━━ Extracted material

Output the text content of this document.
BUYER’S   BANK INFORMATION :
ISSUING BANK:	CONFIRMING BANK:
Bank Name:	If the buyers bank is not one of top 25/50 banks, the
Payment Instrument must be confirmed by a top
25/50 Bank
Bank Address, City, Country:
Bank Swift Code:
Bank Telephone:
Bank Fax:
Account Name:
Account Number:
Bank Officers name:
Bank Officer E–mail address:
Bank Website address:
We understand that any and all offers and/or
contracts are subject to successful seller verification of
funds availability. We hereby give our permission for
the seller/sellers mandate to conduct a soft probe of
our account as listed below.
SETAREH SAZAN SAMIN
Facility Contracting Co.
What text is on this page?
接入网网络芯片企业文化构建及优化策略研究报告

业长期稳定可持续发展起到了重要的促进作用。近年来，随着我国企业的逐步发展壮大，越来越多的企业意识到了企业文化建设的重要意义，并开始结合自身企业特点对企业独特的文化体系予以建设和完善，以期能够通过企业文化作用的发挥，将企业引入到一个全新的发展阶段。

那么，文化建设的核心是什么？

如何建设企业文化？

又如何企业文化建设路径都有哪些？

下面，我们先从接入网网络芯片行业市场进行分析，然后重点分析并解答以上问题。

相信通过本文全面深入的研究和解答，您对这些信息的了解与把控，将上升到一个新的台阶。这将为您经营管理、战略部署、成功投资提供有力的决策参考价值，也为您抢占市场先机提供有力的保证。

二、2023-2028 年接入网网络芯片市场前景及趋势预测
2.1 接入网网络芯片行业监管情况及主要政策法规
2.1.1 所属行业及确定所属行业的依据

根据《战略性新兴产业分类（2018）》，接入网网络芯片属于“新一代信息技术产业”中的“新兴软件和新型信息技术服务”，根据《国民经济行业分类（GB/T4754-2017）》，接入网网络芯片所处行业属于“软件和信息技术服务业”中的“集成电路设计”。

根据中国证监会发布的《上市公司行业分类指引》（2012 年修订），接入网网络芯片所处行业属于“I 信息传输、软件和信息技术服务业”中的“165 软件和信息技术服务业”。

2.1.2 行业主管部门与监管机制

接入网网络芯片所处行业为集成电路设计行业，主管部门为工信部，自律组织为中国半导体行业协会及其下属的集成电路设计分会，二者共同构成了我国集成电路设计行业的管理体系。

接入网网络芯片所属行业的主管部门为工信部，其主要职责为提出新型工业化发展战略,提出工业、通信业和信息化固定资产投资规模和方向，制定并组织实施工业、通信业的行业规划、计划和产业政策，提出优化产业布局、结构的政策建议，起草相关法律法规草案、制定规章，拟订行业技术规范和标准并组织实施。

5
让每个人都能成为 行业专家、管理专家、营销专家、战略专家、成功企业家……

━━━━

§ **What you have to do**:
Begin with the line containing "What text is on this page?" and repeat each line exactly until the records above end.

§ **Full response**:
What text is on this page?
接入网网络芯片企业文化构建及优化策略研究报告

业长期稳定可持续发展起到了重要的促进作用。近年来，随着我国企业的逐步发展壮大，越来越多的企业意识到了企业文化建设的重要意义，并开始结合自身企业特点对企业独特的文化体系予以建设和完善，以期能够通过企业文化作用的发挥，将企业引入到一个全新的发展阶段。

那么，文化建设的核心是什么？

如何建设企业文化？

又如何企业文化建设路径都有哪些？

下面，我们先从接入网网络芯片行业市场进行分析，然后重点分析并解答以上问题。

相信通过本文全面深入的研究和解答，您对这些信息的了解与把控，将上升到一个新的台阶。这将为您经营管理、战略部署、成功投资提供有力的决策参考价值，也为您抢占市场先机提供有力的保证。

二、2023-2028 年接入网网络芯片市场前景及趋势预测
2.1 接入网网络芯片行业监管情况及主要政策法规
2.1.1 所属行业及确定所属行业的依据

根据《战略性新兴产业分类（2018）》，接入网网络芯片属于“新一代信息技术产业”中的“新兴软件和新型信息技术服务”，根据《国民经济行业分类（GB/T4754-2017）》，接入网网络芯片所处行业属于“软件和信息技术服务业”中的“集成电路设计”。

根据中国证监会发布的《上市公司行业分类指引》（2012 年修订），接入网网络芯片所处行业属于“I 信息传输、软件和信息技术服务业”中的“165 软件和信息技术服务业”。

2.1.2 行业主管部门与监管机制

接入网网络芯片所处行业为集成电路设计行业，主管部门为工信部，自律组织为中国半导体行业协会及其下属的集成电路设计分会，二者共同构成了我国集成电路设计行业的管理体系。

接入网网络芯片所属行业的主管部门为工信部，其主要职责为提出新型工业化发展战略,提出工业、通信业和信息化固定资产投资规模和方向，制定并组织实施工业、通信业的行业规划、计划和产业政策，提出优化产业布局、结构的政策建议，起草相关法律法规草案、制定规章，拟订行业技术规范和标准并组织实施。

5
让每个人都能成为 行业专家、管理专家、营销专家、战略专家、成功企业家……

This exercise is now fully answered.